--- begin ---
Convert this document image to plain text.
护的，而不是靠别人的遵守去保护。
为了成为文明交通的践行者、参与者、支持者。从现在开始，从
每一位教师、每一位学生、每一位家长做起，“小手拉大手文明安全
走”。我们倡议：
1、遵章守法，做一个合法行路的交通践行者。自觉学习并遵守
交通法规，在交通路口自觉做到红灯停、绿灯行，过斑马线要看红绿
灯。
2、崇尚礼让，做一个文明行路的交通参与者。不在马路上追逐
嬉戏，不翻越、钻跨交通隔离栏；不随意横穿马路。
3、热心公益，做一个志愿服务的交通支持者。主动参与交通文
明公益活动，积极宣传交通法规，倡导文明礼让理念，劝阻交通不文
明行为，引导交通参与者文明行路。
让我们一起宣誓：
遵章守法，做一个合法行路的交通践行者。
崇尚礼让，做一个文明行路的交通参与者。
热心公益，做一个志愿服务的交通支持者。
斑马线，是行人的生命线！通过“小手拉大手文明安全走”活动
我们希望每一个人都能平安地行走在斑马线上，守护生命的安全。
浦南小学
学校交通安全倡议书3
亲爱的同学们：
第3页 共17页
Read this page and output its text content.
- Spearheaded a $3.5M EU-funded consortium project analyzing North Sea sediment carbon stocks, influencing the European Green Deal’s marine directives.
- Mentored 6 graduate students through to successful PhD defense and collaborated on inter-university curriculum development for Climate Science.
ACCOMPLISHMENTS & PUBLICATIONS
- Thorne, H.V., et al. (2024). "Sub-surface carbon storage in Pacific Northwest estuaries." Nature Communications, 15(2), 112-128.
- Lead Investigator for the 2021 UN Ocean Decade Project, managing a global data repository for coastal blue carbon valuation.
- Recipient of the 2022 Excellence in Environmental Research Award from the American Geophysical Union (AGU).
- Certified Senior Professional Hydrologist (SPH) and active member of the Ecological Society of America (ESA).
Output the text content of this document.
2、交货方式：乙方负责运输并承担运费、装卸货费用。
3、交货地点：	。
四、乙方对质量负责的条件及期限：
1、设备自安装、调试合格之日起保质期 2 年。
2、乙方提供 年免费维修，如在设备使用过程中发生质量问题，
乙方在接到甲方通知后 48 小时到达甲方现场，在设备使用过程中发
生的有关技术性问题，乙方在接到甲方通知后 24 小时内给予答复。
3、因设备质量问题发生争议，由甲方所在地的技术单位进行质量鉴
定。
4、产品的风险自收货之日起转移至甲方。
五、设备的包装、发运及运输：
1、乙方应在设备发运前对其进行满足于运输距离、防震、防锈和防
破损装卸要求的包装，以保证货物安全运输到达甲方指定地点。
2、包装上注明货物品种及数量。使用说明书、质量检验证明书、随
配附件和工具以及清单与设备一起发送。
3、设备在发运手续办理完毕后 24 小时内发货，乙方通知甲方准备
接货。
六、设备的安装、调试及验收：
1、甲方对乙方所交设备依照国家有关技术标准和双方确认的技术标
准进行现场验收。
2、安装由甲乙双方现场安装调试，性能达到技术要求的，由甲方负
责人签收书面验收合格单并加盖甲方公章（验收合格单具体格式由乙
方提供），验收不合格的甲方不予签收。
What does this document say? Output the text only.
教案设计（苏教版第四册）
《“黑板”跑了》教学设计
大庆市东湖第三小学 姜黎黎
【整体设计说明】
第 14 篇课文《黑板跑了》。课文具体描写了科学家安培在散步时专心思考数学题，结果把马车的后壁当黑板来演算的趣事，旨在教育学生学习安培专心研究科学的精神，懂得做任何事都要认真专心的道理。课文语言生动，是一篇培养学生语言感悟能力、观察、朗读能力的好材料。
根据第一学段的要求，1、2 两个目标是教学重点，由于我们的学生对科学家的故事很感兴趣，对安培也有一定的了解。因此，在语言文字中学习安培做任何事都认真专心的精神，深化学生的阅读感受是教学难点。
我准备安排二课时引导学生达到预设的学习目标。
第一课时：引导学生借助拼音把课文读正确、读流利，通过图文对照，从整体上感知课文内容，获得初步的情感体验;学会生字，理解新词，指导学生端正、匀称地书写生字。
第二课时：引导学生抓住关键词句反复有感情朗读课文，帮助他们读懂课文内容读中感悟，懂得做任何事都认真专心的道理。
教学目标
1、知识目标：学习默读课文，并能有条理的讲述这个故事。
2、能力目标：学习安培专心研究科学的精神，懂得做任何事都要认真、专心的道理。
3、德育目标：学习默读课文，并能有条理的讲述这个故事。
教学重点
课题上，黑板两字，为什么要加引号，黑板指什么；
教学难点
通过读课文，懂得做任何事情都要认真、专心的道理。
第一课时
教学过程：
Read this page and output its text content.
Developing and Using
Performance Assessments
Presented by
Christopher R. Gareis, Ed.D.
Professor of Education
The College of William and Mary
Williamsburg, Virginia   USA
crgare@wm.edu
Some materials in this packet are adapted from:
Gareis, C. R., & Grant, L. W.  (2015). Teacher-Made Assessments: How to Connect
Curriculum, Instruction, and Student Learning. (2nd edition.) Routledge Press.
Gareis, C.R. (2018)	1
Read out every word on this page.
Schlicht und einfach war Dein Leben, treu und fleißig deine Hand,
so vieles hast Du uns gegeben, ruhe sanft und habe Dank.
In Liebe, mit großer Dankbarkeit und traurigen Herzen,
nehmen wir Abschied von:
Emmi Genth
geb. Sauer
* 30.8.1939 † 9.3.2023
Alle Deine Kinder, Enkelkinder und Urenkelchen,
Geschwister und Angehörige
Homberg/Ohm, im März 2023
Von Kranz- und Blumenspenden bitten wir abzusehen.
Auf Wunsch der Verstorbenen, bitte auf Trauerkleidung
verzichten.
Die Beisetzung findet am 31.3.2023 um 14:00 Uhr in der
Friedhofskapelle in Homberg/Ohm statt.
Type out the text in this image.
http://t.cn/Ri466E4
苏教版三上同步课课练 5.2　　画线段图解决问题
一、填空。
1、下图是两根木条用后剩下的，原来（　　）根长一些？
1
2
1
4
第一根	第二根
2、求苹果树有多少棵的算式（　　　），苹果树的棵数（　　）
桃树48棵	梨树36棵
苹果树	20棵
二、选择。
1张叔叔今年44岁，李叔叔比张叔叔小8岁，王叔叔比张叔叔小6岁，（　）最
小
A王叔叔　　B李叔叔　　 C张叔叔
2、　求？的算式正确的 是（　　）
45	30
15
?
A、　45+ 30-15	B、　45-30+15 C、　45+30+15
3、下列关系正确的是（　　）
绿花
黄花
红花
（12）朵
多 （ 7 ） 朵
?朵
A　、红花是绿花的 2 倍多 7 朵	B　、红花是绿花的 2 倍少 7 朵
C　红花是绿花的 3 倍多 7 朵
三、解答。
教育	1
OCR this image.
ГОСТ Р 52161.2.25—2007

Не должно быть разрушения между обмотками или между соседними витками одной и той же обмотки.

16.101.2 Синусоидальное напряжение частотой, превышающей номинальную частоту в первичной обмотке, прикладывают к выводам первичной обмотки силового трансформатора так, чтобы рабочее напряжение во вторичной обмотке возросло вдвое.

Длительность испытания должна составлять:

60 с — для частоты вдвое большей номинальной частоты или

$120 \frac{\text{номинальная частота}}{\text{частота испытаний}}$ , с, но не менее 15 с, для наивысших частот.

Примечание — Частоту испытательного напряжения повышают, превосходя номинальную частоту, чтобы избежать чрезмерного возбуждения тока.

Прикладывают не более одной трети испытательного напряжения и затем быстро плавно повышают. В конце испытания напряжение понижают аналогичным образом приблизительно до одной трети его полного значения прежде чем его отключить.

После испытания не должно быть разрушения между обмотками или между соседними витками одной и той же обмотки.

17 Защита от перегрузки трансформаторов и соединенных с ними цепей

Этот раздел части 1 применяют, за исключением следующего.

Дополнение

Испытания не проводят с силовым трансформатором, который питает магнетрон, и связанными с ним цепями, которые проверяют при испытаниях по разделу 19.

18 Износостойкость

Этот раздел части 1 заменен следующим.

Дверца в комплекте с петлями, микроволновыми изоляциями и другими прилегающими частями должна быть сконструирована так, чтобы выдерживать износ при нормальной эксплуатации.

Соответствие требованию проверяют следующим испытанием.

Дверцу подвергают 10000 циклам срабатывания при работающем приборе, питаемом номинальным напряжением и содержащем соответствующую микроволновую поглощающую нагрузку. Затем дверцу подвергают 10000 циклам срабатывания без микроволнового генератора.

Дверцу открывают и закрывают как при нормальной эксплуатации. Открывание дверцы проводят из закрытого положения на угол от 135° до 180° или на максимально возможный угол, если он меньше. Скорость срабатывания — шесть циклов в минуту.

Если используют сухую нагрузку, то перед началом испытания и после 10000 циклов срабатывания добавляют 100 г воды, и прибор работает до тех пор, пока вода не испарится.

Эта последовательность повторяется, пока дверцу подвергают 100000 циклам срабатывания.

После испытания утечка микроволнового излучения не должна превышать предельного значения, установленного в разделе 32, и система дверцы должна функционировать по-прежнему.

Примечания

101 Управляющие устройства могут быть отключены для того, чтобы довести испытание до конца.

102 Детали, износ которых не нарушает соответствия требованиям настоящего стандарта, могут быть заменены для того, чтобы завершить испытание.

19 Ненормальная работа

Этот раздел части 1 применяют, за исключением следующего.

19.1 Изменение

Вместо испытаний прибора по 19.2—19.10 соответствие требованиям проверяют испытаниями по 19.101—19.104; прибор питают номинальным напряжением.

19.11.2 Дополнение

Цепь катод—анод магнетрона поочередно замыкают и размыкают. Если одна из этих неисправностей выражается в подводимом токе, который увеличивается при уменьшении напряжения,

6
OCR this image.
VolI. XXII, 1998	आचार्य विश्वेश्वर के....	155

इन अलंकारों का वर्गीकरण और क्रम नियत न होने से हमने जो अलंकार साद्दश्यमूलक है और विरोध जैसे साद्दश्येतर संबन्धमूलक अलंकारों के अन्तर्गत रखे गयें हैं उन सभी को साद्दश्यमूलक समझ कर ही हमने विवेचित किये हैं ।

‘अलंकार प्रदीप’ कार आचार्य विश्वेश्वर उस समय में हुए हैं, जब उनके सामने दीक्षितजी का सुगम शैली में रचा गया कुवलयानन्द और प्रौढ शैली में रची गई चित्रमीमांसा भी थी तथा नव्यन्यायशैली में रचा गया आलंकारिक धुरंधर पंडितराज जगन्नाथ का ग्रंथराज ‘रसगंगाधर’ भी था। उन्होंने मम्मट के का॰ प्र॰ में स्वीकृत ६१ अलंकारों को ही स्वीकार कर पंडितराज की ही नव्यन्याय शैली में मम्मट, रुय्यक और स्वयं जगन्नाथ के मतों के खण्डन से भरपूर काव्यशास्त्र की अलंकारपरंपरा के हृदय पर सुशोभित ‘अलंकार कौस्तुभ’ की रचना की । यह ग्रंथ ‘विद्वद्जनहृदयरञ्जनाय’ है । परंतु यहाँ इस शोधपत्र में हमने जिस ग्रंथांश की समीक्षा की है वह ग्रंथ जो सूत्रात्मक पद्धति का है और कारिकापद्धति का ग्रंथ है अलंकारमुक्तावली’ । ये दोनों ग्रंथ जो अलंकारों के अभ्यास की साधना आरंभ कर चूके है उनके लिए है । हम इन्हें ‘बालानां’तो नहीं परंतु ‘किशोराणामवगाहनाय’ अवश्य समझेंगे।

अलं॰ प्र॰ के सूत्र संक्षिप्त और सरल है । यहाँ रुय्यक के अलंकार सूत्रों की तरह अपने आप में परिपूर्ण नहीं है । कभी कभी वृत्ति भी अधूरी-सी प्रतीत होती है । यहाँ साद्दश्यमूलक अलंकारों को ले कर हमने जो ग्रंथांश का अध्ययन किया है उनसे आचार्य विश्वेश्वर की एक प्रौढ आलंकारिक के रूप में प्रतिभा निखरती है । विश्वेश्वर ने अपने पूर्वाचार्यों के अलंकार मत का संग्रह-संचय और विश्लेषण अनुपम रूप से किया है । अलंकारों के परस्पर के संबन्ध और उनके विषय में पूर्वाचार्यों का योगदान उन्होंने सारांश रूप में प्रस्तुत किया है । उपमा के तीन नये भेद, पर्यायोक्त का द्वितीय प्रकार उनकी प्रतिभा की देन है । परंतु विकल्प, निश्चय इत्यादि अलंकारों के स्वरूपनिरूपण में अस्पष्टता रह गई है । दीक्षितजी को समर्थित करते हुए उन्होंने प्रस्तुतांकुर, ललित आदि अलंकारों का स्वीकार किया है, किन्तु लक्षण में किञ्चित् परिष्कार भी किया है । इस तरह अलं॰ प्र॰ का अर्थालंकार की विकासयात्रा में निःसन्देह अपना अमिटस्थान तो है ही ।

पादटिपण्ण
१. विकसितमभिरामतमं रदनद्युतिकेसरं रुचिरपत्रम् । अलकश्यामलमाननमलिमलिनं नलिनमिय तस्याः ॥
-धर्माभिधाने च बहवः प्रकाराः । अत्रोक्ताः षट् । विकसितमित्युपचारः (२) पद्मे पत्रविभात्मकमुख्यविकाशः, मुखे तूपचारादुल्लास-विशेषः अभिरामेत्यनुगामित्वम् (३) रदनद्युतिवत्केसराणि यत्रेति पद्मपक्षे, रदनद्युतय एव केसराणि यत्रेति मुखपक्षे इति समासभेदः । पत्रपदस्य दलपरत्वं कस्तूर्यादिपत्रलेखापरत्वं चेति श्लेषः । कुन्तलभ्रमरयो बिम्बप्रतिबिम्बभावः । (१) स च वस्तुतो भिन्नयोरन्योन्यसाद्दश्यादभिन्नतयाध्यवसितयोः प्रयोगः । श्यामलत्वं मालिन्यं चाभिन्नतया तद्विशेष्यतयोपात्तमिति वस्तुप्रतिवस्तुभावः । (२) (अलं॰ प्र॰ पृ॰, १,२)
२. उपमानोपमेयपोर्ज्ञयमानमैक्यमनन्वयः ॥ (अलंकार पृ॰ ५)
--- end ---
Reproduce each line holding the word "испытательного".

Примечание — Частоту испытательного напряжения повышают, превосходя номинальную частоту, чтобы избежать чрезмерного возбуждения тока.
Прикладывают не более одной трети испытательного напряжения и затем быстро плавно повышают. В конце испытания напряжение понижают аналогичным образом приблизительно до одной трети его полного значения прежде чем его отключить.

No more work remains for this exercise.